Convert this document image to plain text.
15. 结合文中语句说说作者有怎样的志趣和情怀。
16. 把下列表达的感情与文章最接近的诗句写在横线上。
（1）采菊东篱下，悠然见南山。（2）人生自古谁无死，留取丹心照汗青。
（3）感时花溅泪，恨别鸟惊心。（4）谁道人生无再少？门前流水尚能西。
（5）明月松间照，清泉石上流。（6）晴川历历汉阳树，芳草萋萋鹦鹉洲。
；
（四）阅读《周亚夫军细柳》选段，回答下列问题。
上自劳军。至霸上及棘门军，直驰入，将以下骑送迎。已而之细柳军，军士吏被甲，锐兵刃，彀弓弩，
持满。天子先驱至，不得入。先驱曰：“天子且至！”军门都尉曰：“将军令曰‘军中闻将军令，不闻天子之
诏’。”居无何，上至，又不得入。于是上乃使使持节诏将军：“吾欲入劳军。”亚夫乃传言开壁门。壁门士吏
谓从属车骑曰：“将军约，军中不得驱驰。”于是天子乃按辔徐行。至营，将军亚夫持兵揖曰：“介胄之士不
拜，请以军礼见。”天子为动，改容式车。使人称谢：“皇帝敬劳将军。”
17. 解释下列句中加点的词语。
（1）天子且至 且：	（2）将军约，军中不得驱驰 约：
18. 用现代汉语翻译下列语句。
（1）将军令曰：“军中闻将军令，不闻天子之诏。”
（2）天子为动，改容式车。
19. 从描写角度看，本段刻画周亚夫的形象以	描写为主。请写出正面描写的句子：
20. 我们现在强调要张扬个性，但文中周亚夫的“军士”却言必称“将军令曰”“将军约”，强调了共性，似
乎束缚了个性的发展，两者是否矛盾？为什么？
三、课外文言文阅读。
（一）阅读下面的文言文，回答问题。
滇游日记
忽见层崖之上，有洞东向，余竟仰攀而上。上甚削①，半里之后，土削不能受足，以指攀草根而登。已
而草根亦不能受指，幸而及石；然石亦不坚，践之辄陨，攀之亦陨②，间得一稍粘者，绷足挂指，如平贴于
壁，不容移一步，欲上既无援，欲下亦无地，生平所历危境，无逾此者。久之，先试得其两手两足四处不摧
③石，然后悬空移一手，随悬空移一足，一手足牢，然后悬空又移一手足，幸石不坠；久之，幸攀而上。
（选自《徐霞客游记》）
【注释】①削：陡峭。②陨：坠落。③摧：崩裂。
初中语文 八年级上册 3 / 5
==*==
What is needed: Write out the full listing exactly as given.

Completed task:
Convert this document image to plain text.
15. 结合文中语句说说作者有怎样的志趣和情怀。
16. 把下列表达的感情与文章最接近的诗句写在横线上。
（1）采菊东篱下，悠然见南山。（2）人生自古谁无死，留取丹心照汗青。
（3）感时花溅泪，恨别鸟惊心。（4）谁道人生无再少？门前流水尚能西。
（5）明月松间照，清泉石上流。（6）晴川历历汉阳树，芳草萋萋鹦鹉洲。
；
（四）阅读《周亚夫军细柳》选段，回答下列问题。
上自劳军。至霸上及棘门军，直驰入，将以下骑送迎。已而之细柳军，军士吏被甲，锐兵刃，彀弓弩，
持满。天子先驱至，不得入。先驱曰：“天子且至！”军门都尉曰：“将军令曰‘军中闻将军令，不闻天子之
诏’。”居无何，上至，又不得入。于是上乃使使持节诏将军：“吾欲入劳军。”亚夫乃传言开壁门。壁门士吏
谓从属车骑曰：“将军约，军中不得驱驰。”于是天子乃按辔徐行。至营，将军亚夫持兵揖曰：“介胄之士不
拜，请以军礼见。”天子为动，改容式车。使人称谢：“皇帝敬劳将军。”
17. 解释下列句中加点的词语。
（1）天子且至 且：	（2）将军约，军中不得驱驰 约：
18. 用现代汉语翻译下列语句。
（1）将军令曰：“军中闻将军令，不闻天子之诏。”
（2）天子为动，改容式车。
19. 从描写角度看，本段刻画周亚夫的形象以	描写为主。请写出正面描写的句子：
20. 我们现在强调要张扬个性，但文中周亚夫的“军士”却言必称“将军令曰”“将军约”，强调了共性，似
乎束缚了个性的发展，两者是否矛盾？为什么？
三、课外文言文阅读。
（一）阅读下面的文言文，回答问题。
滇游日记
忽见层崖之上，有洞东向，余竟仰攀而上。上甚削①，半里之后，土削不能受足，以指攀草根而登。已
而草根亦不能受指，幸而及石；然石亦不坚，践之辄陨，攀之亦陨②，间得一稍粘者，绷足挂指，如平贴于
壁，不容移一步，欲上既无援，欲下亦无地，生平所历危境，无逾此者。久之，先试得其两手两足四处不摧
③石，然后悬空移一手，随悬空移一足，一手足牢，然后悬空又移一手足，幸石不坠；久之，幸攀而上。
（选自《徐霞客游记》）
【注释】①削：陡峭。②陨：坠落。③摧：崩裂。
初中语文 八年级上册 3 / 5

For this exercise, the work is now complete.